## [AIM OF THE EXERCISE]
Reproduce all entries precisely as they are written.

:: DATA FOR THIS TASK ::

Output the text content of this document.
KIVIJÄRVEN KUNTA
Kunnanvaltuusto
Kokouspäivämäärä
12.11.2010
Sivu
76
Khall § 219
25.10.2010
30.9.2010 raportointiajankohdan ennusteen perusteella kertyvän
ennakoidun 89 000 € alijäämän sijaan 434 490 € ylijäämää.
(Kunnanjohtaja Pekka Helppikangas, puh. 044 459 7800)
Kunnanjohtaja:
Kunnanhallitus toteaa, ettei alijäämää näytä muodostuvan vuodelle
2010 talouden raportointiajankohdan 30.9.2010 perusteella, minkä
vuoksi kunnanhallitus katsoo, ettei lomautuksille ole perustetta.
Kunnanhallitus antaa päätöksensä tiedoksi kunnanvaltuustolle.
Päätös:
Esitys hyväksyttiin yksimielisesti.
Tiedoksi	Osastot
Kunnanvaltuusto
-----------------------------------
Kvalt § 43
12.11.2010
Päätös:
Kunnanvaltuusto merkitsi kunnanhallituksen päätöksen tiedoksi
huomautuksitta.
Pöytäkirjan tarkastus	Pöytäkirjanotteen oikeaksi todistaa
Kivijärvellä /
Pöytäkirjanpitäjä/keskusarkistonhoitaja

:::

## [SOLUTION BELOW]
Output the text content of this document.
KIVIJÄRVEN KUNTA
Kunnanvaltuusto
Kokouspäivämäärä
12.11.2010
Sivu
76
Khall § 219
25.10.2010
30.9.2010 raportointiajankohdan ennusteen perusteella kertyvän
ennakoidun 89 000 € alijäämän sijaan 434 490 € ylijäämää.
(Kunnanjohtaja Pekka Helppikangas, puh. 044 459 7800)
Kunnanjohtaja:
Kunnanhallitus toteaa, ettei alijäämää näytä muodostuvan vuodelle
2010 talouden raportointiajankohdan 30.9.2010 perusteella, minkä
vuoksi kunnanhallitus katsoo, ettei lomautuksille ole perustetta.
Kunnanhallitus antaa päätöksensä tiedoksi kunnanvaltuustolle.
Päätös:
Esitys hyväksyttiin yksimielisesti.
Tiedoksi	Osastot
Kunnanvaltuusto
-----------------------------------
Kvalt § 43
12.11.2010
Päätös:
Kunnanvaltuusto merkitsi kunnanhallituksen päätöksen tiedoksi
huomautuksitta.
Pöytäkirjan tarkastus	Pöytäkirjanotteen oikeaksi todistaa
Kivijärvellä /
Pöytäkirjanpitäjä/keskusarkistonhoitaja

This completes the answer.